---- Dataset

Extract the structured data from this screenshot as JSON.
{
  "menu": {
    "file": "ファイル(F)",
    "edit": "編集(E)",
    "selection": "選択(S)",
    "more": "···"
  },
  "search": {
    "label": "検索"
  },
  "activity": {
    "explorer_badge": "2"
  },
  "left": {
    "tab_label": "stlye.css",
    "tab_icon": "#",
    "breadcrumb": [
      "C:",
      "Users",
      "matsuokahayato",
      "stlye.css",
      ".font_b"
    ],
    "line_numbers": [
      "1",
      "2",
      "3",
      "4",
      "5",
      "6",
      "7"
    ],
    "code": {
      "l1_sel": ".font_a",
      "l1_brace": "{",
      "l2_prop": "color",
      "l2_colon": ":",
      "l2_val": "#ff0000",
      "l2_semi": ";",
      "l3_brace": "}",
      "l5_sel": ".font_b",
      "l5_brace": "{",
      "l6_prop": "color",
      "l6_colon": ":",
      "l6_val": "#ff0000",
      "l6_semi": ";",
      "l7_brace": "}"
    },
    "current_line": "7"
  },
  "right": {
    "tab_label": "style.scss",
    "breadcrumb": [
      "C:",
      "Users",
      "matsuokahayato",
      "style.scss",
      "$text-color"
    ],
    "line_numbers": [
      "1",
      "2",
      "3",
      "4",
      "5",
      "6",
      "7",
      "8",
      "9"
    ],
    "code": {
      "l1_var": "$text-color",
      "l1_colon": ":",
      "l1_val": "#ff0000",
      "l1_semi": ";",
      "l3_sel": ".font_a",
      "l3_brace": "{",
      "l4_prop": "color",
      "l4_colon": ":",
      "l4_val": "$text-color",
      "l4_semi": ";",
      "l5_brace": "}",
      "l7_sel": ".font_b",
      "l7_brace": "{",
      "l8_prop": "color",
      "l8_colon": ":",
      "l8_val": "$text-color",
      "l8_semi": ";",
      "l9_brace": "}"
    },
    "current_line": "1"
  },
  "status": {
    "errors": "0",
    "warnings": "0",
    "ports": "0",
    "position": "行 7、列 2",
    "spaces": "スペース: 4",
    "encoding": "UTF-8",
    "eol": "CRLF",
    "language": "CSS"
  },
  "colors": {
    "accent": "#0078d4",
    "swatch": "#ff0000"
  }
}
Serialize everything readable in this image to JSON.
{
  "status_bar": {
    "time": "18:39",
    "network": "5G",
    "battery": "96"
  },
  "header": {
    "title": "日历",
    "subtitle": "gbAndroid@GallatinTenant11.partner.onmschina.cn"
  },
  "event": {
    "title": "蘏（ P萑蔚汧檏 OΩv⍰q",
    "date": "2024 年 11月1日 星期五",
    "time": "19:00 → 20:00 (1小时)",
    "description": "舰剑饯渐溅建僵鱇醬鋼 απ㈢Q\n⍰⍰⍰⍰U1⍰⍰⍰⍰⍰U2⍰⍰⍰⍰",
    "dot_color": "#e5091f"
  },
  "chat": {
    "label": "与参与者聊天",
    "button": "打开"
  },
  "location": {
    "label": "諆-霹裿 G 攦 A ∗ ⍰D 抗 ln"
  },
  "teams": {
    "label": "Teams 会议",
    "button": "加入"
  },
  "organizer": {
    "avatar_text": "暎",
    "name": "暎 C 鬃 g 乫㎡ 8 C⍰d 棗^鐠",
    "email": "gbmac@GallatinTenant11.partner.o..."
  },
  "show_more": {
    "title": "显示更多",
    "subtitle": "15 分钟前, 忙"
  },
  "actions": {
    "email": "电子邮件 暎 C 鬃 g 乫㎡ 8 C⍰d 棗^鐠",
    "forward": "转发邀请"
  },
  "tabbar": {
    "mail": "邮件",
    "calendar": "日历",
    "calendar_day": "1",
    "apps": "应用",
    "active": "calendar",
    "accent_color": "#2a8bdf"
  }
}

--------

• [Task requirements]:
Write out the full listing, keeping every line exactly as it is.

• [Exercise answer]:
Extract the structured data from this screenshot as JSON.
{
  "menu": {
    "file": "ファイル(F)",
    "edit": "編集(E)",
    "selection": "選択(S)",
    "more": "···"
  },
  "search": {
    "label": "検索"
  },
  "activity": {
    "explorer_badge": "2"
  },
  "left": {
    "tab_label": "stlye.css",
    "tab_icon": "#",
    "breadcrumb": [
      "C:",
      "Users",
      "matsuokahayato",
      "stlye.css",
      ".font_b"
    ],
    "line_numbers": [
      "1",
      "2",
      "3",
      "4",
      "5",
      "6",
      "7"
    ],
    "code": {
      "l1_sel": ".font_a",
      "l1_brace": "{",
      "l2_prop": "color",
      "l2_colon": ":",
      "l2_val": "#ff0000",
      "l2_semi": ";",
      "l3_brace": "}",
      "l5_sel": ".font_b",
      "l5_brace": "{",
      "l6_prop": "color",
      "l6_colon": ":",
      "l6_val": "#ff0000",
      "l6_semi": ";",
      "l7_brace": "}"
    },
    "current_line": "7"
  },
  "right": {
    "tab_label": "style.scss",
    "breadcrumb": [
      "C:",
      "Users",
      "matsuokahayato",
      "style.scss",
      "$text-color"
    ],
    "line_numbers": [
      "1",
      "2",
      "3",
      "4",
      "5",
      "6",
      "7",
      "8",
      "9"
    ],
    "code": {
      "l1_var": "$text-color",
      "l1_colon": ":",
      "l1_val": "#ff0000",
      "l1_semi": ";",
      "l3_sel": ".font_a",
      "l3_brace": "{",
      "l4_prop": "color",
      "l4_colon": ":",
      "l4_val": "$text-color",
      "l4_semi": ";",
      "l5_brace": "}",
      "l7_sel": ".font_b",
      "l7_brace": "{",
      "l8_prop": "color",
      "l8_colon": ":",
      "l8_val": "$text-color",
      "l8_semi": ";",
      "l9_brace": "}"
    },
    "current_line": "1"
  },
  "status": {
    "errors": "0",
    "warnings": "0",
    "ports": "0",
    "position": "行 7、列 2",
    "spaces": "スペース: 4",
    "encoding": "UTF-8",
    "eol": "CRLF",
    "language": "CSS"
  },
  "colors": {
    "accent": "#0078d4",
    "swatch": "#ff0000"
  }
}
Serialize everything readable in this image to JSON.
{
  "status_bar": {
    "time": "18:39",
    "network": "5G",
    "battery": "96"
  },
  "header": {
    "title": "日历",
    "subtitle": "gbAndroid@GallatinTenant11.partner.onmschina.cn"
  },
  "event": {
    "title": "蘏（ P萑蔚汧檏 OΩv⍰q",
    "date": "2024 年 11月1日 星期五",
    "time": "19:00 → 20:00 (1小时)",
    "description": "舰剑饯渐溅建僵鱇醬鋼 απ㈢Q\n⍰⍰⍰⍰U1⍰⍰⍰⍰⍰U2⍰⍰⍰⍰",
    "dot_color": "#e5091f"
  },
  "chat": {
    "label": "与参与者聊天",
    "button": "打开"
  },
  "location": {
    "label": "諆-霹裿 G 攦 A ∗ ⍰D 抗 ln"
  },
  "teams": {
    "label": "Teams 会议",
    "button": "加入"
  },
  "organizer": {
    "avatar_text": "暎",
    "name": "暎 C 鬃 g 乫㎡ 8 C⍰d 棗^鐠",
    "email": "gbmac@GallatinTenant11.partner.o..."
  },
  "show_more": {
    "title": "显示更多",
    "subtitle": "15 分钟前, 忙"
  },
  "actions": {
    "email": "电子邮件 暎 C 鬃 g 乫㎡ 8 C⍰d 棗^鐠",
    "forward": "转发邀请"
  },
  "tabbar": {
    "mail": "邮件",
    "calendar": "日历",
    "calendar_day": "1",
    "apps": "应用",
    "active": "calendar",
    "accent_color": "#2a8bdf"
  }
}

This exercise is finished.